Start of ITEMS

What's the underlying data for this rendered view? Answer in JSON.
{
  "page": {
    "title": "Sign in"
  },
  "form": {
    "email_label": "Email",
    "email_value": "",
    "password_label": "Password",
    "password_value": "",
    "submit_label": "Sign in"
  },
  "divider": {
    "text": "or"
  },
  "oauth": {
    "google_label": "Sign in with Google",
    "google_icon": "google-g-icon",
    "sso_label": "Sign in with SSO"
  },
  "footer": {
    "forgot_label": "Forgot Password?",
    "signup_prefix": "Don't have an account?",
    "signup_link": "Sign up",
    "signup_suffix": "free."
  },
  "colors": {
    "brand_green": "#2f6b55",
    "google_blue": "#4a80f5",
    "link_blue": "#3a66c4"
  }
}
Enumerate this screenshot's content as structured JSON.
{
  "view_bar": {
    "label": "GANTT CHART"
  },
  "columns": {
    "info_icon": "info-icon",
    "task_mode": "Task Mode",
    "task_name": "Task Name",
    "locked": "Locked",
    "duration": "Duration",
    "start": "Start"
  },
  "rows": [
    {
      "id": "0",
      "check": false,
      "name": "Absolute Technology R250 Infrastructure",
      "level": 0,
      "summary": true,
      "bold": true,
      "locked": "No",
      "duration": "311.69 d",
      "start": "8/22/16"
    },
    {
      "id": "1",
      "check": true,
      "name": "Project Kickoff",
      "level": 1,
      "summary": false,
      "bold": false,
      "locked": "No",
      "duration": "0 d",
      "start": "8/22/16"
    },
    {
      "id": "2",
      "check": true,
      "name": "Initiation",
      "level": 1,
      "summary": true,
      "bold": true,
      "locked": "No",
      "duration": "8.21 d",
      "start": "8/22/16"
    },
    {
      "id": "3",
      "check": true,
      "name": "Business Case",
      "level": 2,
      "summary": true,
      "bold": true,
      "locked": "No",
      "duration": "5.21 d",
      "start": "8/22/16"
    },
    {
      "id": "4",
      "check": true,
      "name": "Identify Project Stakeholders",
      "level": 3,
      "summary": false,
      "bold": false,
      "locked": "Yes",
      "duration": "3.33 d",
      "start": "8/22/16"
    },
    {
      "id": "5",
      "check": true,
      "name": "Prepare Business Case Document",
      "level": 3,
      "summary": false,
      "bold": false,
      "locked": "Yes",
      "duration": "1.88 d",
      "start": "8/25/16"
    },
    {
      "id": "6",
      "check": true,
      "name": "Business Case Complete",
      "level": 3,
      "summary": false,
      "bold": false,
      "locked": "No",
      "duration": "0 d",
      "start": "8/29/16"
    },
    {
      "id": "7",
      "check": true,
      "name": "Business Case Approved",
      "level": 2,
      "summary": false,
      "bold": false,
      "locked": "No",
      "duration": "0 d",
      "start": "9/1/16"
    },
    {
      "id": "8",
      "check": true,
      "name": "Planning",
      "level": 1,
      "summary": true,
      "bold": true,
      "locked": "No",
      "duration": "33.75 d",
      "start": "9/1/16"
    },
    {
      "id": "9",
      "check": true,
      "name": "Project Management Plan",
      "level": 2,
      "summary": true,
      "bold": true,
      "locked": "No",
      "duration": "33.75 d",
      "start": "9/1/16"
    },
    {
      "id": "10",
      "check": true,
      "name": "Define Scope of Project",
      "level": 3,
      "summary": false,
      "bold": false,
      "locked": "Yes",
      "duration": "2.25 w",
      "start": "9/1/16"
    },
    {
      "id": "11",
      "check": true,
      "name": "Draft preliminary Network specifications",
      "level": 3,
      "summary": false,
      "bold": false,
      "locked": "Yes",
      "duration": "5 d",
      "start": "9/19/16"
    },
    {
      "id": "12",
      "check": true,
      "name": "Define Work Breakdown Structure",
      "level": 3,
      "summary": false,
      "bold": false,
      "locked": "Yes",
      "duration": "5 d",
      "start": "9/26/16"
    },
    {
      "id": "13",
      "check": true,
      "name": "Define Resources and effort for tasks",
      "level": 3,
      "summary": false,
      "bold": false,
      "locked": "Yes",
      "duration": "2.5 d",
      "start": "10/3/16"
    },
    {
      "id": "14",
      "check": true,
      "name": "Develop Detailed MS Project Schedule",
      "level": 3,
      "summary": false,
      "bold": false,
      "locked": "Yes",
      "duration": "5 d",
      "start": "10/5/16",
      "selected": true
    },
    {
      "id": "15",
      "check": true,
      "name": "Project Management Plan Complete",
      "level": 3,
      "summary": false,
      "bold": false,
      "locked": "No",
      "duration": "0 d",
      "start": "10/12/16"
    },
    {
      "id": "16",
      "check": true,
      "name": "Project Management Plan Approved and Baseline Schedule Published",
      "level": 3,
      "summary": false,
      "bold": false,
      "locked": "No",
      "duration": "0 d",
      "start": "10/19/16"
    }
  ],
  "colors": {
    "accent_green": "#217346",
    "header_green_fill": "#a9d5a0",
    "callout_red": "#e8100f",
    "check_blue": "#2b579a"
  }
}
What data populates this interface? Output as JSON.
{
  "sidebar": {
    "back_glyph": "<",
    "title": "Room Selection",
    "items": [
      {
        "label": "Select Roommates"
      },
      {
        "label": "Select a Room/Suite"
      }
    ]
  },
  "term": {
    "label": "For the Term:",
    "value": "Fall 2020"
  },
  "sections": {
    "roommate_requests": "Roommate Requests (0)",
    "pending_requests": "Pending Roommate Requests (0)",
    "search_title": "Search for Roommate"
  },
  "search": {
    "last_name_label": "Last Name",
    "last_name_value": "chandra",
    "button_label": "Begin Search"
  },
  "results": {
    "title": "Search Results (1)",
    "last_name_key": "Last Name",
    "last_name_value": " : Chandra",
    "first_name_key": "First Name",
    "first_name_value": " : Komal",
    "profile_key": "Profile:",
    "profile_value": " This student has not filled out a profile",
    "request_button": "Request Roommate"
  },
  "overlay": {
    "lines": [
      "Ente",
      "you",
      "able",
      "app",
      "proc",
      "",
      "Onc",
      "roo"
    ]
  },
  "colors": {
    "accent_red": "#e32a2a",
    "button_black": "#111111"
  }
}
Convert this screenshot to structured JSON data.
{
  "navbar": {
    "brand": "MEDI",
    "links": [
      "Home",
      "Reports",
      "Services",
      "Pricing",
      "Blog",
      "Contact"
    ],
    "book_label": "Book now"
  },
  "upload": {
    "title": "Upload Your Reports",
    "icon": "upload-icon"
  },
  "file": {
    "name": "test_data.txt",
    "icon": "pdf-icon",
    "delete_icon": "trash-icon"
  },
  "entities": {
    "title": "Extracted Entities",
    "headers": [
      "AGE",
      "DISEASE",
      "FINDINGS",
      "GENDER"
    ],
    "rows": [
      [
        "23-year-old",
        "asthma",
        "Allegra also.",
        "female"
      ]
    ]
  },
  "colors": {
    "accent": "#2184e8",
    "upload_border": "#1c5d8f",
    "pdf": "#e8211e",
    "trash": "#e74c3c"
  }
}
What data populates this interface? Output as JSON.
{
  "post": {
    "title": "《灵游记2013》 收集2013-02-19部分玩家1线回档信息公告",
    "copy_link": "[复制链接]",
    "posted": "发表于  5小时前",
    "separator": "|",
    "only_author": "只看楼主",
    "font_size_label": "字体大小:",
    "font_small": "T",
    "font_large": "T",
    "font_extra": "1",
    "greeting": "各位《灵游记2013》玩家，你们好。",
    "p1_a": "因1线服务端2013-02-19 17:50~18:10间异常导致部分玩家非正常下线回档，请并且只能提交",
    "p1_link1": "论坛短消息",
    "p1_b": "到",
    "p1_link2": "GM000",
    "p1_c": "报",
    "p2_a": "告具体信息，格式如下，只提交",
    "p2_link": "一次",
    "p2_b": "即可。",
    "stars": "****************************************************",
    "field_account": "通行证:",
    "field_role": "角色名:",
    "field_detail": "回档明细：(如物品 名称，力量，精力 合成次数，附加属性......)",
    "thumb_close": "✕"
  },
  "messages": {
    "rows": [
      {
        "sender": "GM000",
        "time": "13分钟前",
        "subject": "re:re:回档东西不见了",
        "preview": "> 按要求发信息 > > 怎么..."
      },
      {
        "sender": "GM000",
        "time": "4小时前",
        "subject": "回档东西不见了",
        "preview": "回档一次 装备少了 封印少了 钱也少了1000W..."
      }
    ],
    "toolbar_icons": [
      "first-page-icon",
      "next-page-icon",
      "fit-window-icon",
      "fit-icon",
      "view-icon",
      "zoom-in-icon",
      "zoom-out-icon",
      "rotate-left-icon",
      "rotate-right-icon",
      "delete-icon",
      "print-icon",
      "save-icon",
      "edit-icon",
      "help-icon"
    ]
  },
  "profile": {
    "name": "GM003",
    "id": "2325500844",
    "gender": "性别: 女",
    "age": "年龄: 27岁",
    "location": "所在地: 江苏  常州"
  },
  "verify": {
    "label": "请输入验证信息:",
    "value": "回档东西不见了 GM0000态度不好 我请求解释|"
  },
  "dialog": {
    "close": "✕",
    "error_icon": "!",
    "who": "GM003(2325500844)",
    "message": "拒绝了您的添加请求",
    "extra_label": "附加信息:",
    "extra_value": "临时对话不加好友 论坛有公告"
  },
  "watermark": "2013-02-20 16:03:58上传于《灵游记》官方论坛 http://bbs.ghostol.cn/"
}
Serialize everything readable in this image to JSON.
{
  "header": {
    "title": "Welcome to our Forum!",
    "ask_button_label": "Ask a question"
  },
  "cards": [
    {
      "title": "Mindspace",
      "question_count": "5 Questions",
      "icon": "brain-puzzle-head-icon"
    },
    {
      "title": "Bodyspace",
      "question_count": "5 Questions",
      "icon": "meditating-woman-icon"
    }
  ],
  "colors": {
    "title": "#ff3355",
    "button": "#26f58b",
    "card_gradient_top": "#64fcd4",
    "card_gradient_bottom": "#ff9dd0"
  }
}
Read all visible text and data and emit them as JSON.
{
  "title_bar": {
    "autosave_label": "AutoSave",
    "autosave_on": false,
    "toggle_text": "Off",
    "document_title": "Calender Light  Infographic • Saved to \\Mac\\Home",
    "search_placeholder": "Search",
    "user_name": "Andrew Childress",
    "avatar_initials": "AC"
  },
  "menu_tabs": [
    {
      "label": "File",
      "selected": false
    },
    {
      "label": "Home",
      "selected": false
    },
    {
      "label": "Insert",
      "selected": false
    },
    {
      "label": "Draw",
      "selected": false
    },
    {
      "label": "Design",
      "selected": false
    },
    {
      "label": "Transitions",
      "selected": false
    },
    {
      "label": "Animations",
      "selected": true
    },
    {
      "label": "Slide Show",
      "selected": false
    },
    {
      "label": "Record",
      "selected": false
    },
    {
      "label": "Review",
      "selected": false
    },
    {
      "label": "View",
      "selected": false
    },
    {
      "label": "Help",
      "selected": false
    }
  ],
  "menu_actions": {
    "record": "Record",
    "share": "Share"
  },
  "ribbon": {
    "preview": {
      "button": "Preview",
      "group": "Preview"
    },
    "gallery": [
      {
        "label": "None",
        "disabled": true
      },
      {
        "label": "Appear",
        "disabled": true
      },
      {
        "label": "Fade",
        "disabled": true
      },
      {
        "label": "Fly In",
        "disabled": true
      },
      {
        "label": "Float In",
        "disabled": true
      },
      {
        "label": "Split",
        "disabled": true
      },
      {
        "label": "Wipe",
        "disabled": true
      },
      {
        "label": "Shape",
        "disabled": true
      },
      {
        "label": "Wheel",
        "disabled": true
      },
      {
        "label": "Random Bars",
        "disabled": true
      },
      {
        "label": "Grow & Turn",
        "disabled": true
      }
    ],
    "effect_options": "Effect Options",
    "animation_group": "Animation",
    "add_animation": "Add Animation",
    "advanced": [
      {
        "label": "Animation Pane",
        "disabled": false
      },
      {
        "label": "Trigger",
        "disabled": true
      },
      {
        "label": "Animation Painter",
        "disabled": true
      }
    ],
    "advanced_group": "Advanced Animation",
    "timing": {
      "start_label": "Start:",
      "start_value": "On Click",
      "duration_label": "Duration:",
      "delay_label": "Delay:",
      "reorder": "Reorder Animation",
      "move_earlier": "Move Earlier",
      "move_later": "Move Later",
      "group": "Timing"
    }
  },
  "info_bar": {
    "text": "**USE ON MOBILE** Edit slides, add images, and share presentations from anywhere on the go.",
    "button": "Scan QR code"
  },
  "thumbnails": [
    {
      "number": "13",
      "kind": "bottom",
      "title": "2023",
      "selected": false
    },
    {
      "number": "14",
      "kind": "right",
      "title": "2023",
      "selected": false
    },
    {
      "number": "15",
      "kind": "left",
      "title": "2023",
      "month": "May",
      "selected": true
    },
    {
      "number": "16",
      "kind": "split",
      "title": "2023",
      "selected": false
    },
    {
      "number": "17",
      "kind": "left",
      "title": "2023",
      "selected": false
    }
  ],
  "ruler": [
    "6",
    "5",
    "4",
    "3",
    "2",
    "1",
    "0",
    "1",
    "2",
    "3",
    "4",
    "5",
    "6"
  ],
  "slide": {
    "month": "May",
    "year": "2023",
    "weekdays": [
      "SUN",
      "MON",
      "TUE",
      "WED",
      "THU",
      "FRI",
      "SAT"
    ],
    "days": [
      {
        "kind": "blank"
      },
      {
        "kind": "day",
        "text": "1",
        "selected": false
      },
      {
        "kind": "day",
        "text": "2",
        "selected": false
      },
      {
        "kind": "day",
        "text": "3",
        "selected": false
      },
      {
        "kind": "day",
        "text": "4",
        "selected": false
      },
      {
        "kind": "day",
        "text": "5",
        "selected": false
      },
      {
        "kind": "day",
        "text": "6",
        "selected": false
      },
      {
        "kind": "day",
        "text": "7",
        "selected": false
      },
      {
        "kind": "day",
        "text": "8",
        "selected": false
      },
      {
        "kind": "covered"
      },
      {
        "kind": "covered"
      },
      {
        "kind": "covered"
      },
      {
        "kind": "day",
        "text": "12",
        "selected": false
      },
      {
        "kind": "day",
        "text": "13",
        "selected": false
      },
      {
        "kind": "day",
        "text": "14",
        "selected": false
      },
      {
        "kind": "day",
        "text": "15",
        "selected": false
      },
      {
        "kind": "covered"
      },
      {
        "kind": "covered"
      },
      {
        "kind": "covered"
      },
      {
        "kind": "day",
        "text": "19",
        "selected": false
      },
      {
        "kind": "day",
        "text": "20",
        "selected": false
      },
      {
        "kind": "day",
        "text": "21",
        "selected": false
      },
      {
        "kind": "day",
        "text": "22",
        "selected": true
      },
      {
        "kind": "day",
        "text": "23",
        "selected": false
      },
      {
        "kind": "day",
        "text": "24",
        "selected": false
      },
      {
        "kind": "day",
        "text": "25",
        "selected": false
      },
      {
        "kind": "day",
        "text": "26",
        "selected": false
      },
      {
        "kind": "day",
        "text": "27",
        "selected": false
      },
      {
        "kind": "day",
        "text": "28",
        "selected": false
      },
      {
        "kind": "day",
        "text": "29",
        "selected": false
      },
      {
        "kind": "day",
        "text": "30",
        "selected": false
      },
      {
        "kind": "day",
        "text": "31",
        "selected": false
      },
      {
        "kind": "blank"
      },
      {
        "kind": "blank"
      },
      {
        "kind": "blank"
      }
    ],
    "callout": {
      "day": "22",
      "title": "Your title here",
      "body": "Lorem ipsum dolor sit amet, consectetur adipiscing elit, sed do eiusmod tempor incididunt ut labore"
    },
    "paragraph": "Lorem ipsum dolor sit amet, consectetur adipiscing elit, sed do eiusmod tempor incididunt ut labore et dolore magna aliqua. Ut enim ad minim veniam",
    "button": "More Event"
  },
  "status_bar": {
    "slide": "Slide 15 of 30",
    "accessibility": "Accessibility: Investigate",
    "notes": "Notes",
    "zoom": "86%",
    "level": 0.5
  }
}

End of ITEMS

## STATED EXERCISE:
Where a line in the entries holds "trash", copy that line.

## SOLUTION:
    "delete_icon": "trash-icon"
    "trash": "#e74c3c"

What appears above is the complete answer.